━━━ Brano estratto ━━━
Attenzione. A tutti gli studenti. Lunedì 29 ottobre è il giorno in cui molti professori si presenteranno col dente avvelenato. Molti di essi non riusciranno a trattenere la loro ira e trasformeranno la classe in una platea per le loro lamentele politiche in virtù della vittoria elettorale di Jair Bolsonaro. Filmate, registrate ogni discorso o manifestazione politica e ideologica dei vostri professori. DENUNCIATE. Inviate il video e le informazioni necessarie al numero (….) specificando il nome del professore, il nome della scuola e della città. Garantiremo al denunciante il totale anonimato.

Usando mezzi leciti e no – per i quali riceverà un richiamo dalla Suprema Corte, solamente un semplice richiamo e niente più – il giudice M, un popolarissimo magistrato, fa arrestare L, candidato naturale alla Presidenza della Repubblica. Il giudice M nonostante l’uso di mezzi illeciti – un uso stigmatizzato da tutto il sistema giuridico internazionale, ma ampiamente sostenuto in ambito locale come metodo efficace per combattere la corruzione – condanna il candidato L, rendendo così effettiva l’impossibilità di presentarsi alle elezioni e vincerle. Perfino l’Alto Commissariato delle Nazioni Unite per i diritti umani richiama all’ordine sia il magistrato M che il paese: secondo il trattato firmato dal Brasile le decisioni prese dai comitato Onu hanno forza di legge. Niente da fare, il Brasile ignora l’Onu e non riconosce al candidato L, già condannato, il diritto di concorrere alle elezioni.

Comincia la campagna elettorale. Con il candidato L fuori dal gioco, il candidato B riscuote i più grandi successi attraverso l’uso massiccio (e illegale) di notizie false divulgate nelle rete sociali e via WhatsApp finanziate con versamenti non dichiarati di 156 imprese. Il suo discorso di violenza esplicita in cui le stesse frasi pronunciate, di per sé, sarebbero già un crimine – razzismo, istigazione alla violenza, al linciaggio, tortura, fucilazione sommaria, incitamento al golpe di stato – arriva dappertutto e a tutti. Le istituzioni ignorano le parole e gli insulti; anzi, vengono considerate come  bravate, frasi di effetto ma prive di ogni consistenza. Il Male è così trasformato in qualcosa di completamente appetibile e presentabile. E si sa che quando il Male è accettato sia dalle istituzioni che dalla gente, è perché esso, il Male, occupa già quello spazio da molto tempo, stava solo aspettando il momento per uscire ed attivarsi.
━━━ Dati forniti ━━━
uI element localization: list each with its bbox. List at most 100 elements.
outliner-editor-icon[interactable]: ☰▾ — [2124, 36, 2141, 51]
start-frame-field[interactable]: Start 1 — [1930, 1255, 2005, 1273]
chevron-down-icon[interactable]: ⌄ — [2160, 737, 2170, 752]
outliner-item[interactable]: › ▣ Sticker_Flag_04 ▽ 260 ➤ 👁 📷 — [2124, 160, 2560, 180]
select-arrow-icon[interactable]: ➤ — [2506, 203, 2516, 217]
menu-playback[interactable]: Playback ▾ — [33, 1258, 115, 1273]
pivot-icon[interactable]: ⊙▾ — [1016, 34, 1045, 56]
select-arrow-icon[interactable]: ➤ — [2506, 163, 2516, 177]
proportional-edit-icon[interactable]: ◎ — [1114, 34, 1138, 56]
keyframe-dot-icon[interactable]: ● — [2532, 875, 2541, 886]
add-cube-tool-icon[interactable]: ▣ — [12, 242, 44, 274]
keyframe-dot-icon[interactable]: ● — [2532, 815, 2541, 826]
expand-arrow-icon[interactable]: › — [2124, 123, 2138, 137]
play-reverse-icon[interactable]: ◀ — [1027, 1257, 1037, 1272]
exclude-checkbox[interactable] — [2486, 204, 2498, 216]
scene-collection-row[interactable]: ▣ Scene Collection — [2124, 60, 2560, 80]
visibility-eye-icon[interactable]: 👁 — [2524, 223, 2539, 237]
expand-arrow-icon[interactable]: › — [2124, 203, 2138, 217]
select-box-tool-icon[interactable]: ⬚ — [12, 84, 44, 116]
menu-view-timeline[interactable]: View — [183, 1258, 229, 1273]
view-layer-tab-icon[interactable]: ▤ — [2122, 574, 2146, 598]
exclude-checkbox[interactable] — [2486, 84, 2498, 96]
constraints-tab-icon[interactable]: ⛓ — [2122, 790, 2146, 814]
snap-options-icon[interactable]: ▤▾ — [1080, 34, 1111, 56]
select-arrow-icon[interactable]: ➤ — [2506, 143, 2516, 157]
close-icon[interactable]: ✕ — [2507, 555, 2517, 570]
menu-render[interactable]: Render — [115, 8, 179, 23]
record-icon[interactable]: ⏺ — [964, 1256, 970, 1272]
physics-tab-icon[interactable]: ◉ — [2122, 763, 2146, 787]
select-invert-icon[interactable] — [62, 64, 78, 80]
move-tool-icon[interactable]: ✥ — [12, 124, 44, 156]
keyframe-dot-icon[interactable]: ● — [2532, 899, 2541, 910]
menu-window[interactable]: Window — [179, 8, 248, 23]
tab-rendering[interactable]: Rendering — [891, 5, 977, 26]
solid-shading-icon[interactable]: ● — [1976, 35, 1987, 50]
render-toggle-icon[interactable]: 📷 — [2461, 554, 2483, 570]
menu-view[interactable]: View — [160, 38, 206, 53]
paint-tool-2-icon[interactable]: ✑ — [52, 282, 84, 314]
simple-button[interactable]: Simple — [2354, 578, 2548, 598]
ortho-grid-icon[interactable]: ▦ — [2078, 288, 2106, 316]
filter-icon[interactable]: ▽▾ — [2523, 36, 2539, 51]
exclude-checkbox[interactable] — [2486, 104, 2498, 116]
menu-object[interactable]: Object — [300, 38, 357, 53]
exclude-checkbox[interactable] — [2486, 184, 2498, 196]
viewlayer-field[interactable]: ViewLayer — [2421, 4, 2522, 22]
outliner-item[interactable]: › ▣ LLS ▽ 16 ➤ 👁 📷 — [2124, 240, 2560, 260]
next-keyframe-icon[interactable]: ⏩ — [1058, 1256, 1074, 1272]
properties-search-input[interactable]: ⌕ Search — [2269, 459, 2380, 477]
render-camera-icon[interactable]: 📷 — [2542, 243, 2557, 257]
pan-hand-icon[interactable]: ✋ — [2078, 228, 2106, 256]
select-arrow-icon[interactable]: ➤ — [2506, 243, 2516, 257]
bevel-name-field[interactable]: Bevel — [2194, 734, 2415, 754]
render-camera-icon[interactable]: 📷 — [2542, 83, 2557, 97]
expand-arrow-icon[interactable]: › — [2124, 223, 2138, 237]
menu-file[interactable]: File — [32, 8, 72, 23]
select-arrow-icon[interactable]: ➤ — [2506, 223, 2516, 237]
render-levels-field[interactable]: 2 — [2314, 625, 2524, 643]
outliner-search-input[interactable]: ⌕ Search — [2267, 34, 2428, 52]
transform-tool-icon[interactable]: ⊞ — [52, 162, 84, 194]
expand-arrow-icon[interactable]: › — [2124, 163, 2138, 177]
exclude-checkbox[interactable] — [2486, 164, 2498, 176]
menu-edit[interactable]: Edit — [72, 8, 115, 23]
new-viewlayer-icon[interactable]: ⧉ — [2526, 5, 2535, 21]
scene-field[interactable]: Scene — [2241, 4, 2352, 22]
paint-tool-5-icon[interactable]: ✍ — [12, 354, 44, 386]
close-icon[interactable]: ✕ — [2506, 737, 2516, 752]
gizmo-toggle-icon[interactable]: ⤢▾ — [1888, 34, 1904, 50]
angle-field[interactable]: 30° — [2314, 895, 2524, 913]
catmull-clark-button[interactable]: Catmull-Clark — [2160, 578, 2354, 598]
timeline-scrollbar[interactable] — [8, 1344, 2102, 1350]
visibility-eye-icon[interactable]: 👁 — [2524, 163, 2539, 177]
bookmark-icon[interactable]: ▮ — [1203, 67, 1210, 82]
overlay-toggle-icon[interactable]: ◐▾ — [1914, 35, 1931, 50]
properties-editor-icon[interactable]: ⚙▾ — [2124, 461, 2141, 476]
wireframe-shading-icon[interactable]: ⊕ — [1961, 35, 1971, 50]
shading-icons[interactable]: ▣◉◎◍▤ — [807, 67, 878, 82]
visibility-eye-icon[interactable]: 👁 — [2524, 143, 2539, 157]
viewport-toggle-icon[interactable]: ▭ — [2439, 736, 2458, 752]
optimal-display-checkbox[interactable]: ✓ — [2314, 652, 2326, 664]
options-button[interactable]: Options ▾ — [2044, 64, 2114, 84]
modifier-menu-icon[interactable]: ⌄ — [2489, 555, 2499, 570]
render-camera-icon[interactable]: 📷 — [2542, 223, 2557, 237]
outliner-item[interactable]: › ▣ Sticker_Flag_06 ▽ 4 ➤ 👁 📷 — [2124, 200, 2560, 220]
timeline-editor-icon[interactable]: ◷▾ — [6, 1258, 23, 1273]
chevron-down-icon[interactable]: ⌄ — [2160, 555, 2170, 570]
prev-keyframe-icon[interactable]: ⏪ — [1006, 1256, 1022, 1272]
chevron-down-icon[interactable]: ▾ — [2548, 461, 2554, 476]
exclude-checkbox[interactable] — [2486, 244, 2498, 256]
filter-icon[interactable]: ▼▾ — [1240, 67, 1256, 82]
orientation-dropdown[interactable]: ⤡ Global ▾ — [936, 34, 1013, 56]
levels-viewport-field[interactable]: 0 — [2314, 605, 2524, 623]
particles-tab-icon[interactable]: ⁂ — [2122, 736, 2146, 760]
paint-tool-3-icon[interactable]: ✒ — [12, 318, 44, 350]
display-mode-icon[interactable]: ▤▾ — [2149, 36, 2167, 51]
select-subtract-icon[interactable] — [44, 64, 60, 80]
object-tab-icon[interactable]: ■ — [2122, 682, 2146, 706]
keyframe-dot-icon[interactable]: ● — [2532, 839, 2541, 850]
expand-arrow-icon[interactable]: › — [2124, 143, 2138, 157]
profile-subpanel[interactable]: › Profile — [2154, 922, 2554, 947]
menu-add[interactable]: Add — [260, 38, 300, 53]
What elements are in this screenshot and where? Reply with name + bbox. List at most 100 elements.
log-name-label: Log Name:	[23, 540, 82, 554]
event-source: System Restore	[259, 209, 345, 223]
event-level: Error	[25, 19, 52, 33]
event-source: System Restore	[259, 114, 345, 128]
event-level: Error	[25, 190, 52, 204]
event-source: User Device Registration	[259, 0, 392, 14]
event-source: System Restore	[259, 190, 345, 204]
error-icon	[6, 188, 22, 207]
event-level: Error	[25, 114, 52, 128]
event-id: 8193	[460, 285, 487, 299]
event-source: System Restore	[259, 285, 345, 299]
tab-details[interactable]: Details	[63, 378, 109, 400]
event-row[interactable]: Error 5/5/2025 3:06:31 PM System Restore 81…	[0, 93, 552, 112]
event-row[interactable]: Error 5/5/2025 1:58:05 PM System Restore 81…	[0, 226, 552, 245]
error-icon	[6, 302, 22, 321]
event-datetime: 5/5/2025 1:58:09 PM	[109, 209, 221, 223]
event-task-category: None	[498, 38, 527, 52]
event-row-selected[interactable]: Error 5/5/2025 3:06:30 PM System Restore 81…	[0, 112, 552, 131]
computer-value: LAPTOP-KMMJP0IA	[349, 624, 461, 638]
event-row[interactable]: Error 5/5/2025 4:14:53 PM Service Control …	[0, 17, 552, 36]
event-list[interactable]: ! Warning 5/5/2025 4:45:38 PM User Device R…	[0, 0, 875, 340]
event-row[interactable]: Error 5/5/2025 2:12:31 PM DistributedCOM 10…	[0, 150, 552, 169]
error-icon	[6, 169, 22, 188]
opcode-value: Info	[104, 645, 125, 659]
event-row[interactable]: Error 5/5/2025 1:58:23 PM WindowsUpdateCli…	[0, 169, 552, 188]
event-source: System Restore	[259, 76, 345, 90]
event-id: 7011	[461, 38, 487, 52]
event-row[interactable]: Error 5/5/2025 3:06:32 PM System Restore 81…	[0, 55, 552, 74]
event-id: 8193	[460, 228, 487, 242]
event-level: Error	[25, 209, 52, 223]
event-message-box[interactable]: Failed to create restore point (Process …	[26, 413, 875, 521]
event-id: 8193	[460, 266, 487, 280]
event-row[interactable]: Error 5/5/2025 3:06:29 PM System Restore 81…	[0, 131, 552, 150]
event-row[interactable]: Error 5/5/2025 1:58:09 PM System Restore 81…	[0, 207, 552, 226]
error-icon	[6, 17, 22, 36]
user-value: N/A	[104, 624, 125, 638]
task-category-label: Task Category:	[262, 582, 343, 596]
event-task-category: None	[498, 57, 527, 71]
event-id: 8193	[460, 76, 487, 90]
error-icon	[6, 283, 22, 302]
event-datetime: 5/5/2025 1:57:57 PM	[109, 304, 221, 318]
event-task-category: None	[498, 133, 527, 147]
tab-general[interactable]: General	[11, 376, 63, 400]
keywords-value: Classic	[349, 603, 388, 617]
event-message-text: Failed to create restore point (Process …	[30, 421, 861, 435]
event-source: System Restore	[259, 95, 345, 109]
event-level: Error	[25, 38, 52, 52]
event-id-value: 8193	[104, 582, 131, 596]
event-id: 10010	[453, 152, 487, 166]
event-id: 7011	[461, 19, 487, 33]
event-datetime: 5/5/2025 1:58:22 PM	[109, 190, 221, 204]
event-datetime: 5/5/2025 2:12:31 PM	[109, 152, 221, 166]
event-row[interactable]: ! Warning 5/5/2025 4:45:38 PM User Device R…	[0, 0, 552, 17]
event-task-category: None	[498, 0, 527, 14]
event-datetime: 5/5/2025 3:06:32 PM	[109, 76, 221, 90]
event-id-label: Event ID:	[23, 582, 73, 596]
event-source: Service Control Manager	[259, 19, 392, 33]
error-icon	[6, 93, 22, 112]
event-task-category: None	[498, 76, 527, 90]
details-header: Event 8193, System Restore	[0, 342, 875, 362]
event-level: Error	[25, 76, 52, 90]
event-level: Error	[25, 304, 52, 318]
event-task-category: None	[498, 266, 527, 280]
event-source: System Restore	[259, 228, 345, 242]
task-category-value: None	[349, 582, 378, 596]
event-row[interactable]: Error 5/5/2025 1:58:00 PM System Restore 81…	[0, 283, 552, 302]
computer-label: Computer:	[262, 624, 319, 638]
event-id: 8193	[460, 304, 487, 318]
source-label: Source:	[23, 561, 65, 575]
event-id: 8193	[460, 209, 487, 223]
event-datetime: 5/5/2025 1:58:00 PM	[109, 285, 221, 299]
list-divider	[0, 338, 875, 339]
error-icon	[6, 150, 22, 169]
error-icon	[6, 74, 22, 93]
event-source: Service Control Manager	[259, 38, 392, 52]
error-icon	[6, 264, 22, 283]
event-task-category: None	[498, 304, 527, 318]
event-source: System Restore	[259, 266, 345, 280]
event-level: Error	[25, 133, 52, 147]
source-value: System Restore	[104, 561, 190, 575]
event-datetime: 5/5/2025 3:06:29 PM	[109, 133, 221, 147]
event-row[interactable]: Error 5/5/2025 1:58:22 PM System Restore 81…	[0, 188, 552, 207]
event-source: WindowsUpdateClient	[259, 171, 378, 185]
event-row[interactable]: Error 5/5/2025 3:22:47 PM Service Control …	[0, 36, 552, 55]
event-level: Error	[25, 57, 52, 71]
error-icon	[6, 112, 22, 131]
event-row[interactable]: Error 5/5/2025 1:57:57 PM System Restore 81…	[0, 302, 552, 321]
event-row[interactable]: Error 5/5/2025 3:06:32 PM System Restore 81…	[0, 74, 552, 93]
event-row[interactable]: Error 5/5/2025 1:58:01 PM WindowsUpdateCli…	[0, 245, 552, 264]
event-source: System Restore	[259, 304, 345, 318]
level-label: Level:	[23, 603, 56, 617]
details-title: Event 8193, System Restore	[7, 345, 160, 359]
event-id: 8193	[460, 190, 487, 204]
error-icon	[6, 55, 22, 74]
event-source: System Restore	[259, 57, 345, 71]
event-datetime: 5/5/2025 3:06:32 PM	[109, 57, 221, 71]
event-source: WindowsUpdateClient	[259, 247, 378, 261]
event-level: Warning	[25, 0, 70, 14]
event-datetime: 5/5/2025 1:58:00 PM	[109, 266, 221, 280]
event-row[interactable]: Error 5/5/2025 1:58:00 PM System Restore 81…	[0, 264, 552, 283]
━━━
▶ **Consegne**:
#1 Ricopia parola per parola il brano sulle elezioni in Brasile da "Attenzione. A tutti" fino a "il totale anonimato." compreso.
#2 Per favore, prosegui il brano sulle elezioni in Brasile dopo la sua ultima frase.
I record non servono a nulla in questo esercizio.

▶ **Le risposte**:
#1
Attenzione. A tutti gli studenti. Lunedì 29 ottobre è il giorno in cui molti professori si presenteranno col dente avvelenato. Molti di essi non riusciranno a trattenere la loro ira e trasformeranno la classe in una platea per le loro lamentele politiche in virtù della vittoria elettorale di Jair Bolsonaro. Filmate, registrate ogni discorso o manifestazione politica e ideologica dei vostri professori. DENUNCIATE. Inviate il video e le informazioni necessarie al numero (….) specificando il nome del professore, il nome della scuola e della città. Garantiremo al denunciante il totale anonimato.

#2
Il discorso di odio del candidato B è molto chiaro, non ci sono dubbi: come simbolo di campagna ha scelto le dita tese ad imitazione di una pistola,  non un’immagine generica, ma una pistola puntata, una pistola che prende la mira.

A una settimana dalle elezioni, il giudice M consegna alla stampa le dichiarazioni di un ex collaboratore di L, oggi pentito. Sono dichiarazioni non omologate, senza alcun valore giuridico, dichiarazioni di chi accusa tutti per salvarsi la pelle. Senza alcun riscontro, senza prove. L’impatto è enorme. Mancano sette giorni alla elezioni, la gente, ubriaca di odio contro L, trasforma queste dichiarazioni divulgate illegalmente dal giudice M nell’ultima maledizione da lanciare contro tutto e contro tutti. La strada per la vittoria del candidato B è ormai spianata.

Il candidato B vince davvero. L’indomani annuncia che il giudice M sarà ministro: Ministro della Giustizia e Ministro degli Interni, un superministro. Il giudice M vola a Brasilia e accetta l’invito.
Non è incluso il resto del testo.